▶ [Set exercise]
Work out how many lines hold "Biosimilars". Give the number and nothing else.

# Supplied material start

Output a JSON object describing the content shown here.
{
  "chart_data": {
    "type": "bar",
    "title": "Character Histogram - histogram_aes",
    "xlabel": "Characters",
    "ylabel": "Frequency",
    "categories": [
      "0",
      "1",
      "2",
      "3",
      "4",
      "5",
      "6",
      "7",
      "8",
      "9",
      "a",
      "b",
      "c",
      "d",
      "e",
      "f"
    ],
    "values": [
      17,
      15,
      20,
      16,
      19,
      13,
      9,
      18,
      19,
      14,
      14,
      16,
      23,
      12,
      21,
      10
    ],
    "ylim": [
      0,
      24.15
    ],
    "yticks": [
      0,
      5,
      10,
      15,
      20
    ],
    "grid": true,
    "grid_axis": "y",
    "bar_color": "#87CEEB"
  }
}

# Supplied material end
# Supplied material start

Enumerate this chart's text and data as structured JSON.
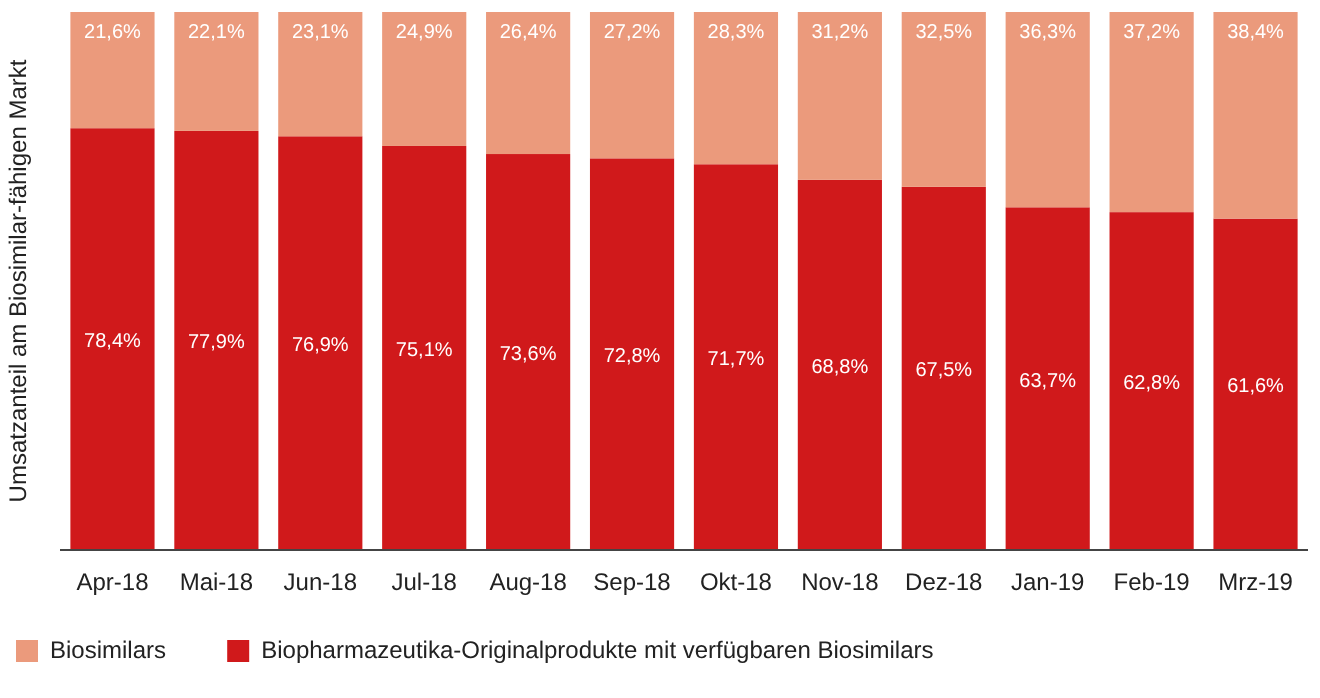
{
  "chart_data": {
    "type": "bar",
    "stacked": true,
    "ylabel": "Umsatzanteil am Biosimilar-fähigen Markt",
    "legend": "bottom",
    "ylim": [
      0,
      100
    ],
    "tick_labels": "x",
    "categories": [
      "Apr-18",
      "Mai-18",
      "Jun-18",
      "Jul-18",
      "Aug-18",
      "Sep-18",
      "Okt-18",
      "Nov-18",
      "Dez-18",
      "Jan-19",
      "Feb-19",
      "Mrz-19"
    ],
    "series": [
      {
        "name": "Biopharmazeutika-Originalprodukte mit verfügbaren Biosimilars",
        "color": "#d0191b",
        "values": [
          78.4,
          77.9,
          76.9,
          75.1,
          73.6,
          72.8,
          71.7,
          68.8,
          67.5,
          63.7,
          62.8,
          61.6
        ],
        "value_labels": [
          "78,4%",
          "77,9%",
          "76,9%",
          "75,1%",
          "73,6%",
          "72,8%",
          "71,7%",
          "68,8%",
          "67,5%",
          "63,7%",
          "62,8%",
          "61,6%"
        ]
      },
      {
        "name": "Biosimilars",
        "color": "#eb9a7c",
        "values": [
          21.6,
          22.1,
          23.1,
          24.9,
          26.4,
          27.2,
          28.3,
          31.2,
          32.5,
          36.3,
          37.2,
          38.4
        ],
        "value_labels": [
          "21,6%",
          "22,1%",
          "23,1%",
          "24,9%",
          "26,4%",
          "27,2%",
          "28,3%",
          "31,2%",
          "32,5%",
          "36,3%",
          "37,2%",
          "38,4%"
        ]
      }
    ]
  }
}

# Supplied material end

▶ [The reply]
2